◆ **Document excerpt**:
In This Moment: A Passing Thought on the Necessary Contours of Modernist Buddhisms

In This Moment: A Passing Thought on the Necessary Contours of Modernist Buddhisms March 21, 2017

zazen on the sidewalk

The Christian theologian Karl Barth said that one needs to preach holding the Bible in one hand, and a newspaper in the other. That reminds me of a recent flurry of thoughts and comments on various contemporary Buddhisms in the West, increasingly called Buddhist modernism.

The knock on this contemporary and mostly, although certainly not exclusively Western Buddhism, what was at one time called a Protestant Buddhism, is that it claims to offer a stripped down and spare form of the Dharma, with none of the embarrassing bits. Among the critiques is how Buddhist modernism is not only dismissive of, but generally ignorant of the richness and complexity of the Buddhisms practiced in East and South Asia.

Some of this is true. I’m sure. But, I’m also aware that buried in the critiques are often subtle and on occasion not so subtle calls to the old time religion. They recoil at the new dialogues and seem really seem to want a Buddhism untarnished by the soiled hand of modernity. Or, let’s be frank, self-analysis. Or, any criticisms of the received. So, its own problems. Frankly, I find this either/or choice, a stripped down, some bare reductionist Buddhism or some particular cultural expression of sufficient antiquity as the only way not very useful. And, in fact, not what the choices really are.

Me, I’m pretty much fully a part of the contemporary phenomenon, what I’ve mostly called liberal Buddhism, although I’m aware that term seems to have no fan base beyond me. That noted as one who generally identifies with this emerging Buddhism, I find the point of the project of seeing the hurt of the world, that clinging to a passing self as a large part of that problem, and embracing a path of meditation, moral harmony and a lodestar of nondual insight, is shared by us all. However, for most who would own the modernist or liberal or protestant title, all takes place in this, one life.

For the modernist Buddhist the critical distinction is that “one life.” The issue is not really whether there are supernatural beings, or heavens and hells. So, me, I don’t think so. But the “truth” of my religion doesn’t matter whether there is or is not.

Still, the issue that divides many of us is rebirth, and how many of us see the whole deal all here and now. And it is the only “reductionism” in my Buddhism.

No extra. No next. This is the radical at the heart of much of contemporary or modern or protestant or liberal Buddhism. However. The core insights of Buddhism, the three marks, anita or impermanence, anatta or non self, and dukkah or disatisfaction, or sadness, or unsatisfactoriness, are right at the heart of this Buddhism. And this is my point. Noticing and dealing with those three marks are the real core of Buddhism not some post-mortem reanimation.

And, yes. That one life is both a very small thing, and is a major game changer for how Buddhism is encountered. It rejects, if not as a possibility, as any major concern, the idea of rebirth as a postmortem life, and with that, a focus on or concern with future awakening.

◆ **Work instruction 1**: In the essay on modernist Buddhisms, what did Karl Barth say one needs to hold while preaching?
◆ **Work instruction 2**: Reproduce the passage from the essay on modernist Buddhisms starting with "And, yes. That" and going on through "with future awakening.", swapping "rebirth" for "reincarnation".

◆ **Recorded information**:

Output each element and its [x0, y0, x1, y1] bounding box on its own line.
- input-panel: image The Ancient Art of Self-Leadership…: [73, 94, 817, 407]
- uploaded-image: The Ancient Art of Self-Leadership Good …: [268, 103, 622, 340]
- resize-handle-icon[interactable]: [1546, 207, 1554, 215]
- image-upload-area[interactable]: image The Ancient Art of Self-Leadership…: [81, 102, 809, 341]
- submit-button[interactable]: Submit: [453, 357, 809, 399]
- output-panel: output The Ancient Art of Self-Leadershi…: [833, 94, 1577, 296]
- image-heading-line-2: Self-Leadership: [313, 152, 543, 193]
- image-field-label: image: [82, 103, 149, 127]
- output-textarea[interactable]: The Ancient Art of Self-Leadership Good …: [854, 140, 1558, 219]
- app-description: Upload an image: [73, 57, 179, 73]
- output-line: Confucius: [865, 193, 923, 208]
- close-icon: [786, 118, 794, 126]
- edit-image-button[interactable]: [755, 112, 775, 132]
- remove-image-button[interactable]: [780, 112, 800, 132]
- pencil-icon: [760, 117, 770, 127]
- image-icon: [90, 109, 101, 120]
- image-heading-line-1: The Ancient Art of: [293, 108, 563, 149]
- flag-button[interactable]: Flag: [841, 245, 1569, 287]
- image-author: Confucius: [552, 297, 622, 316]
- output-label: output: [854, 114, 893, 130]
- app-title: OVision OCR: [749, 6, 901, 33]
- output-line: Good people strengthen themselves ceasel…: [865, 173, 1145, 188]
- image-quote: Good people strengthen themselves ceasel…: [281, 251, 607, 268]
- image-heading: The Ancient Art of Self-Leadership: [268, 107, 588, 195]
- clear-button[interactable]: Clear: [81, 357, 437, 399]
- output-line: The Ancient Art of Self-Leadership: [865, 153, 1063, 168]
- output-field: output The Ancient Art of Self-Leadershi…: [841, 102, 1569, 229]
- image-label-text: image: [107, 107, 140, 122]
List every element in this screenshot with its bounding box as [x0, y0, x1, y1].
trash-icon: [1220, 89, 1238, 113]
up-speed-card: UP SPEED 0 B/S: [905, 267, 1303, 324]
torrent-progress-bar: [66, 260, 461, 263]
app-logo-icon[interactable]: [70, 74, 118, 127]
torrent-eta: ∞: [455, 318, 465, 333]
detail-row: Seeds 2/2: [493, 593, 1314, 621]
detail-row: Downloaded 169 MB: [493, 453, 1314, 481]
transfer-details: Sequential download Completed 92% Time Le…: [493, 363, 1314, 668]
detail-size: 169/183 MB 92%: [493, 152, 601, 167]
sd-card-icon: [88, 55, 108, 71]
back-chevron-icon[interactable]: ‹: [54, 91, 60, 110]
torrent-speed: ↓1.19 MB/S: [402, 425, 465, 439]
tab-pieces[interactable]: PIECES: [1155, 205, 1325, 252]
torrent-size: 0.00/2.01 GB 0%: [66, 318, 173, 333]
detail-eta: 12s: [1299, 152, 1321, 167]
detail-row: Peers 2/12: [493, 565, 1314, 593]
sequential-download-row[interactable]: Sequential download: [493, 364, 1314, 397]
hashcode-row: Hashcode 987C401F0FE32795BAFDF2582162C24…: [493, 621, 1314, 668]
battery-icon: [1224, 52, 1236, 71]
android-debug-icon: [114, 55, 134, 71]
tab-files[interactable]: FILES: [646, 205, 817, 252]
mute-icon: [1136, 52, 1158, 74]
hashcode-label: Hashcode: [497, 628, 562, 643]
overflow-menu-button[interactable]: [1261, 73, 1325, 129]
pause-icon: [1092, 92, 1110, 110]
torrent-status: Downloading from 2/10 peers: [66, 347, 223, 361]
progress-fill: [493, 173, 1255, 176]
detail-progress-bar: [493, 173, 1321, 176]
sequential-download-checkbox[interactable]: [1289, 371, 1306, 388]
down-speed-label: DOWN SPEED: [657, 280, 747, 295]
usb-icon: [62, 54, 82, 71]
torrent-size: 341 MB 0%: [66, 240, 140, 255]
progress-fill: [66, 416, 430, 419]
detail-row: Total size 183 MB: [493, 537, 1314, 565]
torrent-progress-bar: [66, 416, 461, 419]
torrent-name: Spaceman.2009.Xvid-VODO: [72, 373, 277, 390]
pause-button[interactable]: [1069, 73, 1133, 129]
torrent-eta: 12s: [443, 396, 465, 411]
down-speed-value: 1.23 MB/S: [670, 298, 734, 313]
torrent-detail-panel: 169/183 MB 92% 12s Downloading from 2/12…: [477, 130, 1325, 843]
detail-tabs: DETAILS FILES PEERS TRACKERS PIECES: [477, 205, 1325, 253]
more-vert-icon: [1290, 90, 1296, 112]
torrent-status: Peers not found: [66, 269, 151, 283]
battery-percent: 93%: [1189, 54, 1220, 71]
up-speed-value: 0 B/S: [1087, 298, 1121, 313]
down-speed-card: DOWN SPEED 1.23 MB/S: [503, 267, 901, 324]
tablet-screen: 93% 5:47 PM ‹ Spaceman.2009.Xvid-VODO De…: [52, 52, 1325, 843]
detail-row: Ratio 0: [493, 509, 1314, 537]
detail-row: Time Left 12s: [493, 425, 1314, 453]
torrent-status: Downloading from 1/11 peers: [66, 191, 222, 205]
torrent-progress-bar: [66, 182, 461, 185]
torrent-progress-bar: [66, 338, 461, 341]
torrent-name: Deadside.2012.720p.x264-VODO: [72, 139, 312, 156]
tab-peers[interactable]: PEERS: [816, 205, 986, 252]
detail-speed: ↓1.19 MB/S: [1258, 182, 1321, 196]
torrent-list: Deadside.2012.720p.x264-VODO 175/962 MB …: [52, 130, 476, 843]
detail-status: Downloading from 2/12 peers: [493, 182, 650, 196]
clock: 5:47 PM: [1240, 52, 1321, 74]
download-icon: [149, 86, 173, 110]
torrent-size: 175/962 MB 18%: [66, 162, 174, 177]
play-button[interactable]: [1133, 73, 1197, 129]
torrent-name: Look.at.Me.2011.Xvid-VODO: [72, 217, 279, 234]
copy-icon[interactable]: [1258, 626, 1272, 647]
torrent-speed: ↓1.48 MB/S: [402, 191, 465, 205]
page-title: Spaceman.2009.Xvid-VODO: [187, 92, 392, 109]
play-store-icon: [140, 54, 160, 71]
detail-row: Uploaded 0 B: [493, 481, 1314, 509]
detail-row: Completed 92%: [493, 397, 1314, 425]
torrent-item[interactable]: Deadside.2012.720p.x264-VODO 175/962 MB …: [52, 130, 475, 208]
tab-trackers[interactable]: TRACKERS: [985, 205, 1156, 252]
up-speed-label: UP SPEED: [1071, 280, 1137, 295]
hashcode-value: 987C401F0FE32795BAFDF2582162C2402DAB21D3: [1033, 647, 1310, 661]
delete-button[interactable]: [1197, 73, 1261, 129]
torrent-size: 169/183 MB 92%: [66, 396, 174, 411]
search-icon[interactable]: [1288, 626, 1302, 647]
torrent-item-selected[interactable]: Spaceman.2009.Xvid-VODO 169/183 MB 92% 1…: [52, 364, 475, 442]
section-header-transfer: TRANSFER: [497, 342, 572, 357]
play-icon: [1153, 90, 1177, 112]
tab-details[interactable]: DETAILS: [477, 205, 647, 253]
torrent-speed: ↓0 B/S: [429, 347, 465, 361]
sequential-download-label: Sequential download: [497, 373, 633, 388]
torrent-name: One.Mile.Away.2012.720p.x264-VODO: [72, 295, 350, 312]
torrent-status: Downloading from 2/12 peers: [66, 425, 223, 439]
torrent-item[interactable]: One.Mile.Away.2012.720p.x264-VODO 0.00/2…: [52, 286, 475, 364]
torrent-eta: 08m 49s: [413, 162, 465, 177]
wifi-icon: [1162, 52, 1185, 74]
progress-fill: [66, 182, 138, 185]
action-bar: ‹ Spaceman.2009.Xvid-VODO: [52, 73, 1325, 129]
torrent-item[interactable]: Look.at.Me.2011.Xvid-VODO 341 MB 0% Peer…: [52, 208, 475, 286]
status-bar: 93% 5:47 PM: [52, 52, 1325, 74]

◆ **Reply 1**: The Bible in one hand and a newspaper in the other.

◆ **Reply 2**:
And, yes. That one life is both a very small thing, and is a major game changer for how Buddhism is encountered. It rejects, if not as a possibility, as any major concern, the idea of reincarnation as a postmortem life, and with that, a focus on or concern with future awakening.